**Task statement:**
Find each line with the word "очікуваних" and copy it.

══════════════════════════════

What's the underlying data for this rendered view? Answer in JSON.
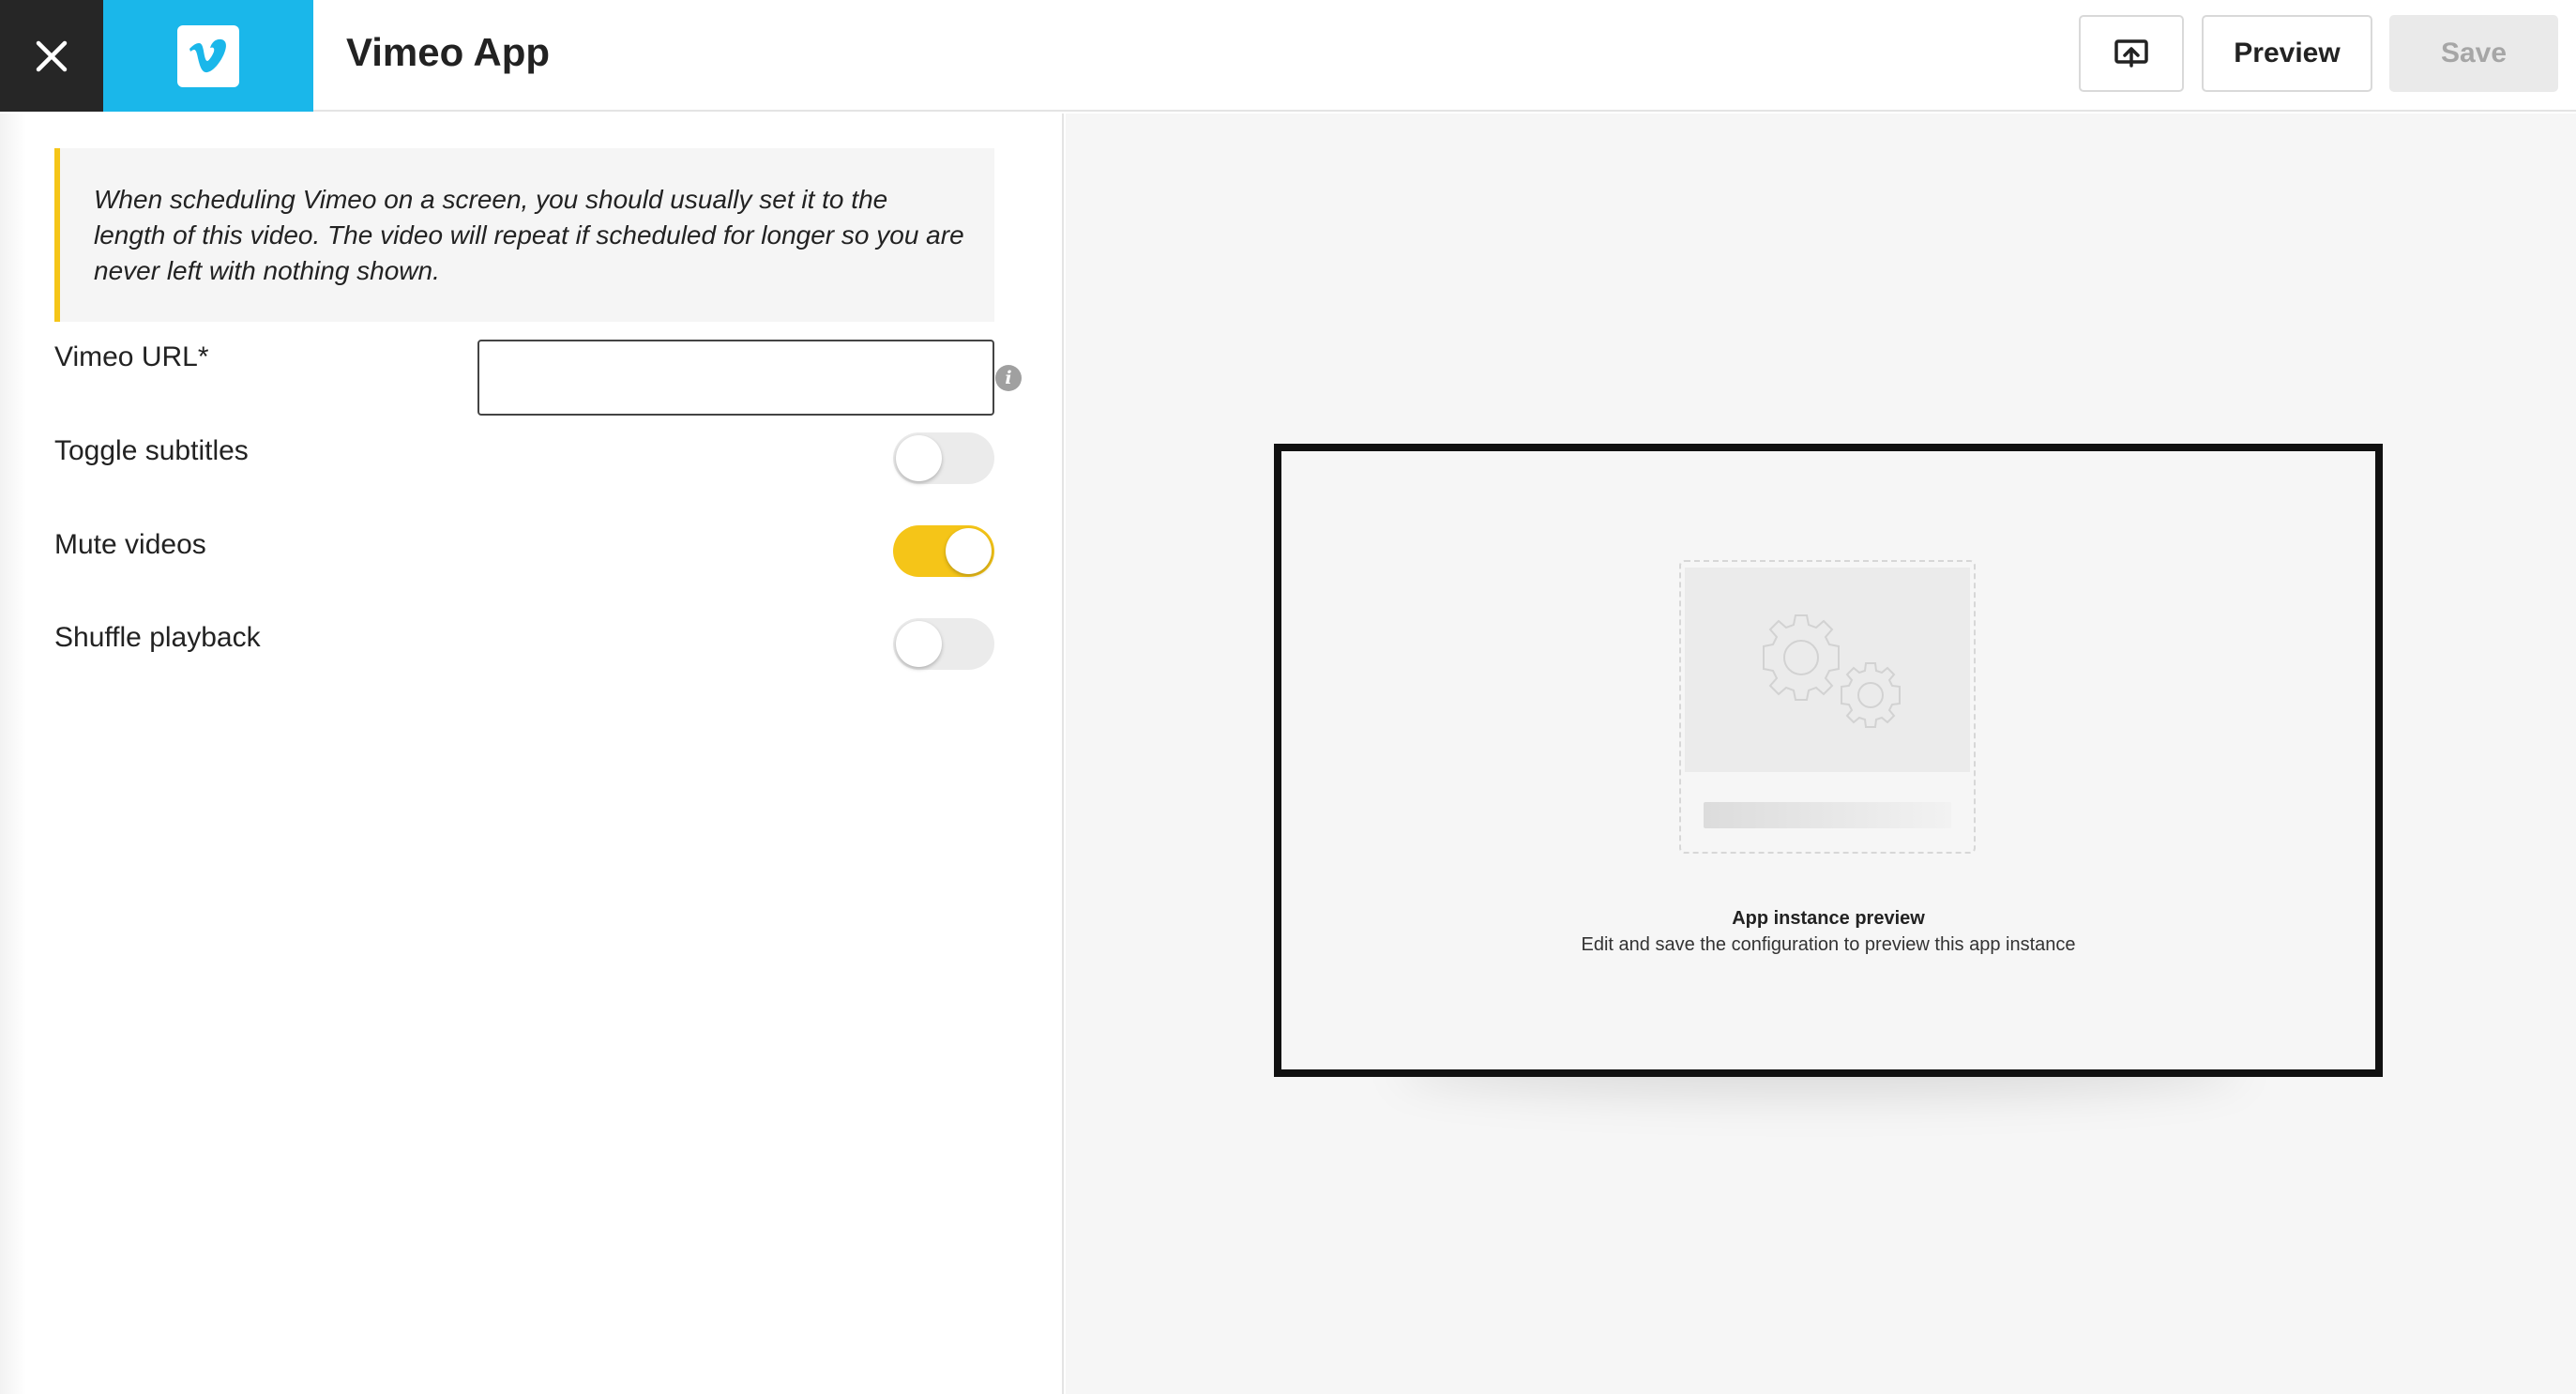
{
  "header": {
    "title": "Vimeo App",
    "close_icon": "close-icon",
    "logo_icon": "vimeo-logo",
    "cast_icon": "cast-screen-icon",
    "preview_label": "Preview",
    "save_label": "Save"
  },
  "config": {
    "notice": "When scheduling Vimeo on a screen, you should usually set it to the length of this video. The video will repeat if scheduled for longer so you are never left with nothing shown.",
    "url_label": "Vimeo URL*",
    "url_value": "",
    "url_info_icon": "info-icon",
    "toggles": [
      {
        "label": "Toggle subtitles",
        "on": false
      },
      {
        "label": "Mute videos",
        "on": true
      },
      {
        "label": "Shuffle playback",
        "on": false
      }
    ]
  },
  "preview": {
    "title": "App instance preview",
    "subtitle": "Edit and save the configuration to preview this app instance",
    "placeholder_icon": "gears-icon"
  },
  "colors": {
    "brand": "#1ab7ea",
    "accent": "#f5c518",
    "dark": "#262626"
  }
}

══════════════════════════════

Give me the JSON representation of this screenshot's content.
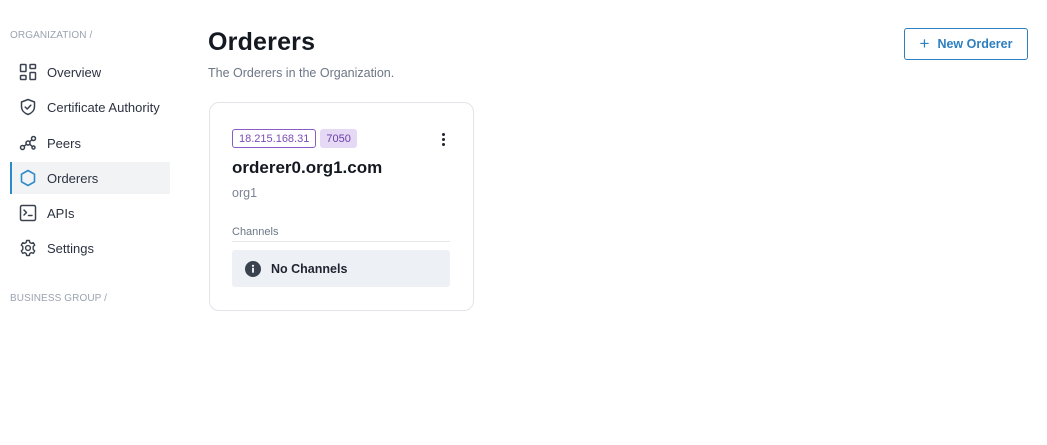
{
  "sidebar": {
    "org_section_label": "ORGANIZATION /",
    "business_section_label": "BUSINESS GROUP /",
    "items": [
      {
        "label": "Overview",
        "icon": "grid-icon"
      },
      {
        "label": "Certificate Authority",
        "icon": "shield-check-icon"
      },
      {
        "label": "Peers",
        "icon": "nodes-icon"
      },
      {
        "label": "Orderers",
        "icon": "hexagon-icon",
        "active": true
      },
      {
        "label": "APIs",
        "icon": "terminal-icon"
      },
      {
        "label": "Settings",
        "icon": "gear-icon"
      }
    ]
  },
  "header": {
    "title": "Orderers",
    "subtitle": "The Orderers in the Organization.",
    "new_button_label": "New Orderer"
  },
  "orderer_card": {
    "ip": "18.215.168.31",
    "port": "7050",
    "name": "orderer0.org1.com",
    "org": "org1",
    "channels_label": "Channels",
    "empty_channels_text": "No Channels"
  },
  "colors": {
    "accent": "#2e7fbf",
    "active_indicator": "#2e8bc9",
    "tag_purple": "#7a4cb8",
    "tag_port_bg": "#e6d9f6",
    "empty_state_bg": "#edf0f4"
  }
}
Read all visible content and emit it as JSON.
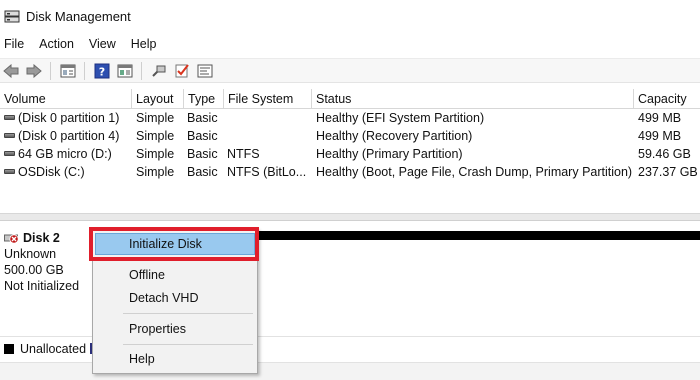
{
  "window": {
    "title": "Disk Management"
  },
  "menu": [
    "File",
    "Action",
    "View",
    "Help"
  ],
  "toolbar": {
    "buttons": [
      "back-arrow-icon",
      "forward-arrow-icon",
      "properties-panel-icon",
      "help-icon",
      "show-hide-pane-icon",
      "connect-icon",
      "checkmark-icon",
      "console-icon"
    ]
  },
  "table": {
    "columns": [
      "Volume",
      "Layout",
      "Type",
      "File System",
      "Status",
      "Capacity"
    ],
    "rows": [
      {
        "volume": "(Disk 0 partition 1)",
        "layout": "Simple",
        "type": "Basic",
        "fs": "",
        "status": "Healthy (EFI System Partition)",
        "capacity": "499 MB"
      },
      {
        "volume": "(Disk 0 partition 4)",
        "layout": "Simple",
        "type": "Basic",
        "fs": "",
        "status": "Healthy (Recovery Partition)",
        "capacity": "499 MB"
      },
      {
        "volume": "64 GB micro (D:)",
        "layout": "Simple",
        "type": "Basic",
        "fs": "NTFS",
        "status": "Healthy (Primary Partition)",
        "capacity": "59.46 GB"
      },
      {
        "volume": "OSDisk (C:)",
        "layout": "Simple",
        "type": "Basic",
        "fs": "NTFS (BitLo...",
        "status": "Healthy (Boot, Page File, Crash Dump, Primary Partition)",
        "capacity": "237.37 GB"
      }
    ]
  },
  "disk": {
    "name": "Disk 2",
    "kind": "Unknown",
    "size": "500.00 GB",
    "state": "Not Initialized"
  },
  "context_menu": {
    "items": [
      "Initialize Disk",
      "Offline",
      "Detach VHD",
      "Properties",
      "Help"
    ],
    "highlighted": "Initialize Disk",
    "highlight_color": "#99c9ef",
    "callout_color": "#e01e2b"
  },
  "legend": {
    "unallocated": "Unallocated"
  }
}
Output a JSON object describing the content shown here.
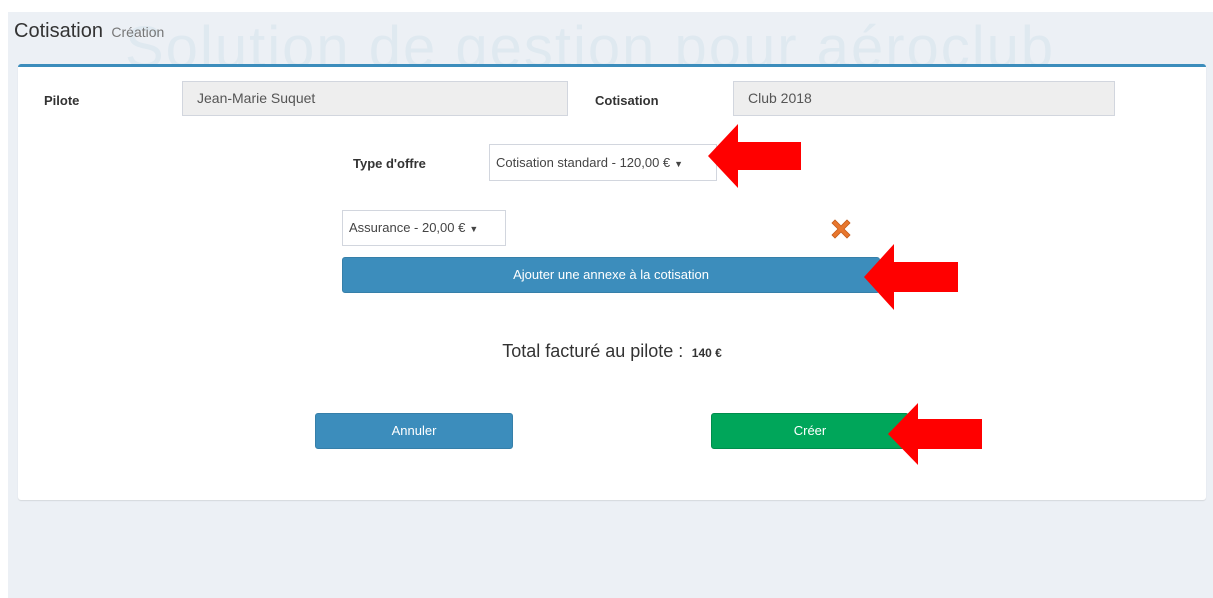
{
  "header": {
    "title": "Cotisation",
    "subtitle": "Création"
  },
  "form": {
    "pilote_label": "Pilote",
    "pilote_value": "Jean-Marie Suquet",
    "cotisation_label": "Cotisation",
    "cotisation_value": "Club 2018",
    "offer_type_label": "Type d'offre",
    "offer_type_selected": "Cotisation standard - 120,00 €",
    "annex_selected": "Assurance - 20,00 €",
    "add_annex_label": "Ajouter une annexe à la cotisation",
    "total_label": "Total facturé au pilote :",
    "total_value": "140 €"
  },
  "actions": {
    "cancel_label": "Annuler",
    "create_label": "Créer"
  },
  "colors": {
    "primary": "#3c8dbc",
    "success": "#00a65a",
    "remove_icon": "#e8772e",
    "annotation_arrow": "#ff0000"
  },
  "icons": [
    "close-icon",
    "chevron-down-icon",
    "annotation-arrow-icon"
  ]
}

══════════════════════════════

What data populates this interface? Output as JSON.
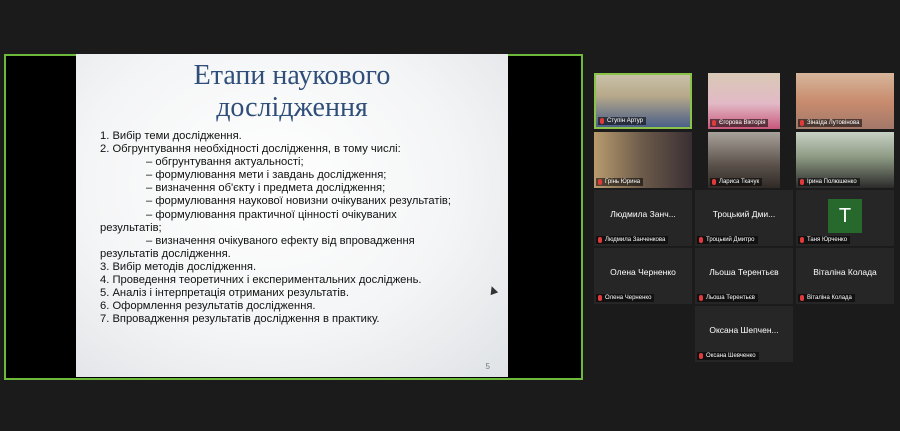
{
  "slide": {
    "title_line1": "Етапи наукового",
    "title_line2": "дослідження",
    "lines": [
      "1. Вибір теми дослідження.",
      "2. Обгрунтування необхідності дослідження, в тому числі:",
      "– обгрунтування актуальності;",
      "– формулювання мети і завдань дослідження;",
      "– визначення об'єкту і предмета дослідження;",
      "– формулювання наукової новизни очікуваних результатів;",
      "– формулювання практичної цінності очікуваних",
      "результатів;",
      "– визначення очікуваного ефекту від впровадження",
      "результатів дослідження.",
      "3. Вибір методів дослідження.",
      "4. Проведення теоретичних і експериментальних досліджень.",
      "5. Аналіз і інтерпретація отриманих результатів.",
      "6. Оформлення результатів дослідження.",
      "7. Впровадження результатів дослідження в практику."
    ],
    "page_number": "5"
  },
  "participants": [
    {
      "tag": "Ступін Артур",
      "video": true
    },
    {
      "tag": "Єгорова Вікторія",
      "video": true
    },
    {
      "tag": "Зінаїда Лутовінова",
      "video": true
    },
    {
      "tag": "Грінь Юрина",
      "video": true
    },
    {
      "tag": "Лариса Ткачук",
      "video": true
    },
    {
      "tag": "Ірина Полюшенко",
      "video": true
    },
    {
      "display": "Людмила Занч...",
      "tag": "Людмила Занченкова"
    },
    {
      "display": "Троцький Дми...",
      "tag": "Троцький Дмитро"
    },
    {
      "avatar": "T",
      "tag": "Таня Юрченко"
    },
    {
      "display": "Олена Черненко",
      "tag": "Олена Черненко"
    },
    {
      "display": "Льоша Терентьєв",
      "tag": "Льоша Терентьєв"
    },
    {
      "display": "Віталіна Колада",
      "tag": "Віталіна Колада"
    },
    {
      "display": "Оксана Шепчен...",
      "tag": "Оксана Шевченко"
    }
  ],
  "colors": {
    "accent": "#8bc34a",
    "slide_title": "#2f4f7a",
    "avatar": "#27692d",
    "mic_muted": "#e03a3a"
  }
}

══════════════════════════════

**Exercise solution:**
      "– формулювання наукової новизни очікуваних результатів;",
      "– формулювання практичної цінності очікуваних",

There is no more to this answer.